[Begin]
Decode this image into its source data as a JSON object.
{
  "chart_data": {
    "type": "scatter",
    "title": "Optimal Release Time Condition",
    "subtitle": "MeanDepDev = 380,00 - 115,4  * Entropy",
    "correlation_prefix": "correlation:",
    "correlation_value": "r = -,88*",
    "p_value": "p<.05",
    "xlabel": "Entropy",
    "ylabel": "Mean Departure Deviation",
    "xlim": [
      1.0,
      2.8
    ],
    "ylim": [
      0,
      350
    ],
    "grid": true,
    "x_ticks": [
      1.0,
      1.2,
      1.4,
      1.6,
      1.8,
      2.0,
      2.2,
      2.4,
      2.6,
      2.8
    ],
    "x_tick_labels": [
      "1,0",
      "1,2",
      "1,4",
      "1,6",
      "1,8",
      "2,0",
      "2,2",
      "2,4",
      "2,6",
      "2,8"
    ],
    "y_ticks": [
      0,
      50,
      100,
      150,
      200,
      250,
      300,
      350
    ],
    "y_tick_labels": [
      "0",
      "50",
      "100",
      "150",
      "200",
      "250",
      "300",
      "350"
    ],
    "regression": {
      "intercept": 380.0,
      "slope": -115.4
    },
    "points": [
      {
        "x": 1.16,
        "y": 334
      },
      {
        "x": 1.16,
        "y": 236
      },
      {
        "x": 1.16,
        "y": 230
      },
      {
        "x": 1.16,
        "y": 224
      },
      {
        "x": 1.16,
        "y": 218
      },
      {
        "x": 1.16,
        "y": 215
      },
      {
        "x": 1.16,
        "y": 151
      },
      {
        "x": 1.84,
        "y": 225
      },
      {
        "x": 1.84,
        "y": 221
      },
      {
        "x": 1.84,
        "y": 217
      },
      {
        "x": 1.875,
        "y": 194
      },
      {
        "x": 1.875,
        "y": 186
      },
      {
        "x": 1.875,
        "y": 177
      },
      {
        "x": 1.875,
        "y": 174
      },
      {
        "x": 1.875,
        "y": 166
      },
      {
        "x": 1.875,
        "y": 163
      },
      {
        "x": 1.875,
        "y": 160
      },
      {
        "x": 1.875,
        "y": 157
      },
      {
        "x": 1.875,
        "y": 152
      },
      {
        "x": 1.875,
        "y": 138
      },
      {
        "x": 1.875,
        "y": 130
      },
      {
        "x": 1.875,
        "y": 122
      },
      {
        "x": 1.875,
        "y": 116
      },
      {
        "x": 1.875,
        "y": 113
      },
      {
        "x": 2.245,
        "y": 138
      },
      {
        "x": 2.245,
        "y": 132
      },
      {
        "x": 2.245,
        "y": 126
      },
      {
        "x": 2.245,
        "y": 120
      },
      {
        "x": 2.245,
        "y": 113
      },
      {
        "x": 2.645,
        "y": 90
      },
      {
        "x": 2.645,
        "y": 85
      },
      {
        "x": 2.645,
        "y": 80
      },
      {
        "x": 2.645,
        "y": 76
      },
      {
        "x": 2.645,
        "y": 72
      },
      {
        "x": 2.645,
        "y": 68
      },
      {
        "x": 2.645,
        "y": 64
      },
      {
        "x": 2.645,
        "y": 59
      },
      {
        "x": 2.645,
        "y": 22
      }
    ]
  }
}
[End]
Short task = Each line above is to be repeated exactly.

Complete answer =
Decode this image into its source data as a JSON object.
{
  "chart_data": {
    "type": "scatter",
    "title": "Optimal Release Time Condition",
    "subtitle": "MeanDepDev = 380,00 - 115,4  * Entropy",
    "correlation_prefix": "correlation:",
    "correlation_value": "r = -,88*",
    "p_value": "p<.05",
    "xlabel": "Entropy",
    "ylabel": "Mean Departure Deviation",
    "xlim": [
      1.0,
      2.8
    ],
    "ylim": [
      0,
      350
    ],
    "grid": true,
    "x_ticks": [
      1.0,
      1.2,
      1.4,
      1.6,
      1.8,
      2.0,
      2.2,
      2.4,
      2.6,
      2.8
    ],
    "x_tick_labels": [
      "1,0",
      "1,2",
      "1,4",
      "1,6",
      "1,8",
      "2,0",
      "2,2",
      "2,4",
      "2,6",
      "2,8"
    ],
    "y_ticks": [
      0,
      50,
      100,
      150,
      200,
      250,
      300,
      350
    ],
    "y_tick_labels": [
      "0",
      "50",
      "100",
      "150",
      "200",
      "250",
      "300",
      "350"
    ],
    "regression": {
      "intercept": 380.0,
      "slope": -115.4
    },
    "points": [
      {
        "x": 1.16,
        "y": 334
      },
      {
        "x": 1.16,
        "y": 236
      },
      {
        "x": 1.16,
        "y": 230
      },
      {
        "x": 1.16,
        "y": 224
      },
      {
        "x": 1.16,
        "y": 218
      },
      {
        "x": 1.16,
        "y": 215
      },
      {
        "x": 1.16,
        "y": 151
      },
      {
        "x": 1.84,
        "y": 225
      },
      {
        "x": 1.84,
        "y": 221
      },
      {
        "x": 1.84,
        "y": 217
      },
      {
        "x": 1.875,
        "y": 194
      },
      {
        "x": 1.875,
        "y": 186
      },
      {
        "x": 1.875,
        "y": 177
      },
      {
        "x": 1.875,
        "y": 174
      },
      {
        "x": 1.875,
        "y": 166
      },
      {
        "x": 1.875,
        "y": 163
      },
      {
        "x": 1.875,
        "y": 160
      },
      {
        "x": 1.875,
        "y": 157
      },
      {
        "x": 1.875,
        "y": 152
      },
      {
        "x": 1.875,
        "y": 138
      },
      {
        "x": 1.875,
        "y": 130
      },
      {
        "x": 1.875,
        "y": 122
      },
      {
        "x": 1.875,
        "y": 116
      },
      {
        "x": 1.875,
        "y": 113
      },
      {
        "x": 2.245,
        "y": 138
      },
      {
        "x": 2.245,
        "y": 132
      },
      {
        "x": 2.245,
        "y": 126
      },
      {
        "x": 2.245,
        "y": 120
      },
      {
        "x": 2.245,
        "y": 113
      },
      {
        "x": 2.645,
        "y": 90
      },
      {
        "x": 2.645,
        "y": 85
      },
      {
        "x": 2.645,
        "y": 80
      },
      {
        "x": 2.645,
        "y": 76
      },
      {
        "x": 2.645,
        "y": 72
      },
      {
        "x": 2.645,
        "y": 68
      },
      {
        "x": 2.645,
        "y": 64
      },
      {
        "x": 2.645,
        "y": 59
      },
      {
        "x": 2.645,
        "y": 22
      }
    ]
  }
}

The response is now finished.